● **The exercise**
Locate every line in the material below that has the word "name". Copy each of those lines.

[Records from a collection of figures]
___

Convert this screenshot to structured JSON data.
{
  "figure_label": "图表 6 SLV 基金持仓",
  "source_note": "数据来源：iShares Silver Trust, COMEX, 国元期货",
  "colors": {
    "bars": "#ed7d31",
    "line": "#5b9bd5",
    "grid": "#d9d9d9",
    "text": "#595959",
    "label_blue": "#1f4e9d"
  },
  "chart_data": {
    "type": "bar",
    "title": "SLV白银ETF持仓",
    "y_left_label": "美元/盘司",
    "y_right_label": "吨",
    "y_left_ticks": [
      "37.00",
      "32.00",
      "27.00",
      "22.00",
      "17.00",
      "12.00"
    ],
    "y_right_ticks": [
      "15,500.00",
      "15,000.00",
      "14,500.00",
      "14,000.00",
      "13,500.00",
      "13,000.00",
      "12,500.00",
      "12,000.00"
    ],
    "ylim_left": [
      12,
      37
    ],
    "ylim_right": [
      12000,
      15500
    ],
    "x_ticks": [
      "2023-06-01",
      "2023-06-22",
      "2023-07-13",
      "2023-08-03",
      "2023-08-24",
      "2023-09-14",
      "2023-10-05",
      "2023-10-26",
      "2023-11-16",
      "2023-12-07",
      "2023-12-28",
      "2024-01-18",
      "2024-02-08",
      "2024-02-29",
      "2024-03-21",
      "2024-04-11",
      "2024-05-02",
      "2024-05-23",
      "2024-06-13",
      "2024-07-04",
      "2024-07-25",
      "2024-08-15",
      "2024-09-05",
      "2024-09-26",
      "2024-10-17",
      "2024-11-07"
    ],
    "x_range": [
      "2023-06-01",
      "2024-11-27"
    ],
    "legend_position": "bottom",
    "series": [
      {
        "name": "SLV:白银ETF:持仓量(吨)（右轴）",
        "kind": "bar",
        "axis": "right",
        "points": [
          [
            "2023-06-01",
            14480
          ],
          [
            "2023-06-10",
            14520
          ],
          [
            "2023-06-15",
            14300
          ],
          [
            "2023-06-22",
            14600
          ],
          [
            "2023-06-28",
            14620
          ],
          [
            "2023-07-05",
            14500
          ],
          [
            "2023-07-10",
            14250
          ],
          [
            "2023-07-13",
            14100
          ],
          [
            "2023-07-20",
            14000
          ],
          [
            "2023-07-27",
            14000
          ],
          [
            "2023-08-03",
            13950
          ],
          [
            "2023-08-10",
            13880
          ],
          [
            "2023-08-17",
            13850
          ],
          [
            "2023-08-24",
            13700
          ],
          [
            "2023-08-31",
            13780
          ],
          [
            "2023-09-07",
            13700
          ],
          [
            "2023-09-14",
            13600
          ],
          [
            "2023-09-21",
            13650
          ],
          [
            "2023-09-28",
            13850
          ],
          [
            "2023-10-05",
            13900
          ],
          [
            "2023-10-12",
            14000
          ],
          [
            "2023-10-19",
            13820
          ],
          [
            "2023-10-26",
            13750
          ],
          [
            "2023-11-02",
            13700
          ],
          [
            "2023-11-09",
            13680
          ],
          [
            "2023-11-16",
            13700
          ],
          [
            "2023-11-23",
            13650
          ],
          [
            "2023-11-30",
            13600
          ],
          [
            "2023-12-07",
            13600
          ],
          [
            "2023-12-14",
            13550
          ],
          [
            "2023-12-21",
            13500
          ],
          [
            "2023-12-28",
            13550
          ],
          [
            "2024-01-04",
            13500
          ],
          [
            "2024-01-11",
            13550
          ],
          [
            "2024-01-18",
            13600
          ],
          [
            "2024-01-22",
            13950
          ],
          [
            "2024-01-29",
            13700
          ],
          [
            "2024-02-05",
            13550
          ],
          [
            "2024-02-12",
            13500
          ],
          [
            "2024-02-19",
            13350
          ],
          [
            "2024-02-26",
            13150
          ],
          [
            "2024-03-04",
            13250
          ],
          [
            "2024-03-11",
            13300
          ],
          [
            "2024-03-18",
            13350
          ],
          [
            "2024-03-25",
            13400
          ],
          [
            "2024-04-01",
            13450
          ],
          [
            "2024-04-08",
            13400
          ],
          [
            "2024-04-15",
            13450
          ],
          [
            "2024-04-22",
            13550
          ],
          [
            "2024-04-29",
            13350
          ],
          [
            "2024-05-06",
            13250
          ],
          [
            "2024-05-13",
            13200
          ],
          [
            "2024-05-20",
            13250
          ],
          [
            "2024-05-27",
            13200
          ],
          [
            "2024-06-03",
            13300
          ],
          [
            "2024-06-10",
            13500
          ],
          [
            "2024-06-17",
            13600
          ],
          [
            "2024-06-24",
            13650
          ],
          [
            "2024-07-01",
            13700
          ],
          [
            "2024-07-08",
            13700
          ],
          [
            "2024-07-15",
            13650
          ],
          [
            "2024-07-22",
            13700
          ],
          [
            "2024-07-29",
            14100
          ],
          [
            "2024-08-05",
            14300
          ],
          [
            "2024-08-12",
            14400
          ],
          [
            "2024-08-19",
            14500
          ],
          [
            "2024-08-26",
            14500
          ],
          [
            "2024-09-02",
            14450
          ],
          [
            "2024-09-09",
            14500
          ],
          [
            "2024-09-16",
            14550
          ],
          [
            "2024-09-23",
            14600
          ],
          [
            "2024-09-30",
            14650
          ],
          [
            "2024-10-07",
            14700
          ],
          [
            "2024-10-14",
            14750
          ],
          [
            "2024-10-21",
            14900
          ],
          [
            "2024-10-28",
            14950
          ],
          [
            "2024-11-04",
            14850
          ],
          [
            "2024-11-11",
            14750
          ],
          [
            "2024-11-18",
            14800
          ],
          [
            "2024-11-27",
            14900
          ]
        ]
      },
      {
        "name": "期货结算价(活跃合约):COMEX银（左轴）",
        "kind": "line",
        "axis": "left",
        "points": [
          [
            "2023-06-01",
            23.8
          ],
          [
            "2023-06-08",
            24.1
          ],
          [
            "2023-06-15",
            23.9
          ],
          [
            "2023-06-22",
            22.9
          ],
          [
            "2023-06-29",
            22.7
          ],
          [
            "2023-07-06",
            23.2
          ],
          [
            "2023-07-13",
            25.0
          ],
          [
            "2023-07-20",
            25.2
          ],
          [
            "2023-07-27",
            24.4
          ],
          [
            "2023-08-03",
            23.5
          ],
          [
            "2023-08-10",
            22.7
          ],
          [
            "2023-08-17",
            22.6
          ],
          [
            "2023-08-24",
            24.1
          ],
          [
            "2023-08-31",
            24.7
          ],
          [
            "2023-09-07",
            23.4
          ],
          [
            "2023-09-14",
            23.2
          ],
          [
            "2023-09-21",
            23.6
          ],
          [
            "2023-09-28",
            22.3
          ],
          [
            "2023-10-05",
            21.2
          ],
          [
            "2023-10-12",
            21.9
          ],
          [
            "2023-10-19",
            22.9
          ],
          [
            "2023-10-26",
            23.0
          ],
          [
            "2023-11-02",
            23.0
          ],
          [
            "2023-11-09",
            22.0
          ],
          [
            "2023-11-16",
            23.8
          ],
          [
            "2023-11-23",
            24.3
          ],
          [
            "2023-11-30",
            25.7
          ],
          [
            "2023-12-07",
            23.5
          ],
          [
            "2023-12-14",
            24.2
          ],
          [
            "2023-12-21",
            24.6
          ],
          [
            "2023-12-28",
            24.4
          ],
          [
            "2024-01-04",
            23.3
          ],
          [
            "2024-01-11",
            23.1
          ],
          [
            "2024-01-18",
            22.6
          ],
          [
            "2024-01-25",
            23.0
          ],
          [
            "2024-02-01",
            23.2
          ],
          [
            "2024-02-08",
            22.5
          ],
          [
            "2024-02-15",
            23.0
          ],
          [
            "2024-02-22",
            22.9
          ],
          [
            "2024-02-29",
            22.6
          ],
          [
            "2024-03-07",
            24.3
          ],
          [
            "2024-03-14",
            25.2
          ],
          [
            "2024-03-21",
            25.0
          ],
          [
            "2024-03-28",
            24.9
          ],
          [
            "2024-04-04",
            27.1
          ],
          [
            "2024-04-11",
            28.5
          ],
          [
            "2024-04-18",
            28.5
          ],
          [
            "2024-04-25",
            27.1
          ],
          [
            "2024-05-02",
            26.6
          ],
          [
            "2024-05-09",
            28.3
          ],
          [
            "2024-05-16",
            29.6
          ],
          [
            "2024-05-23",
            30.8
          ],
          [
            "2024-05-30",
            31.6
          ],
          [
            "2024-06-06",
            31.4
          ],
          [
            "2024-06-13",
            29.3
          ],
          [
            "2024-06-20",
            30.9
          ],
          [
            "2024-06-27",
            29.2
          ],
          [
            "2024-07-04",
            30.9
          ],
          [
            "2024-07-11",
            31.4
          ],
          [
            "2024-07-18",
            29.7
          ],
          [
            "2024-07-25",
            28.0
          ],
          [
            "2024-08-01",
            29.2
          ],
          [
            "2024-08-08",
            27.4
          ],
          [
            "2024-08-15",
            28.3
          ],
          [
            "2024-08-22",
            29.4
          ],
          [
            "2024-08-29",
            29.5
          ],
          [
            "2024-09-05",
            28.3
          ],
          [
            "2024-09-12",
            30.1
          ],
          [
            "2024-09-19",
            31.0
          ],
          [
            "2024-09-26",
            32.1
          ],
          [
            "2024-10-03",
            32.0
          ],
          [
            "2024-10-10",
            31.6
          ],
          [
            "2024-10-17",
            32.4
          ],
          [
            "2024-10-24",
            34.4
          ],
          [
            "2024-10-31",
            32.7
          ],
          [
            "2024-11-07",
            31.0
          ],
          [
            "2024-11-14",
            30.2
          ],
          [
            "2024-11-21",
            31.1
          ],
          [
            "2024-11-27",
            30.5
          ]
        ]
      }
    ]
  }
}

___

● **Result of this exercise**
        "name": "SLV:白银ETF:持仓量(吨)（右轴）",
        "name": "期货结算价(活跃合约):COMEX银（左轴）",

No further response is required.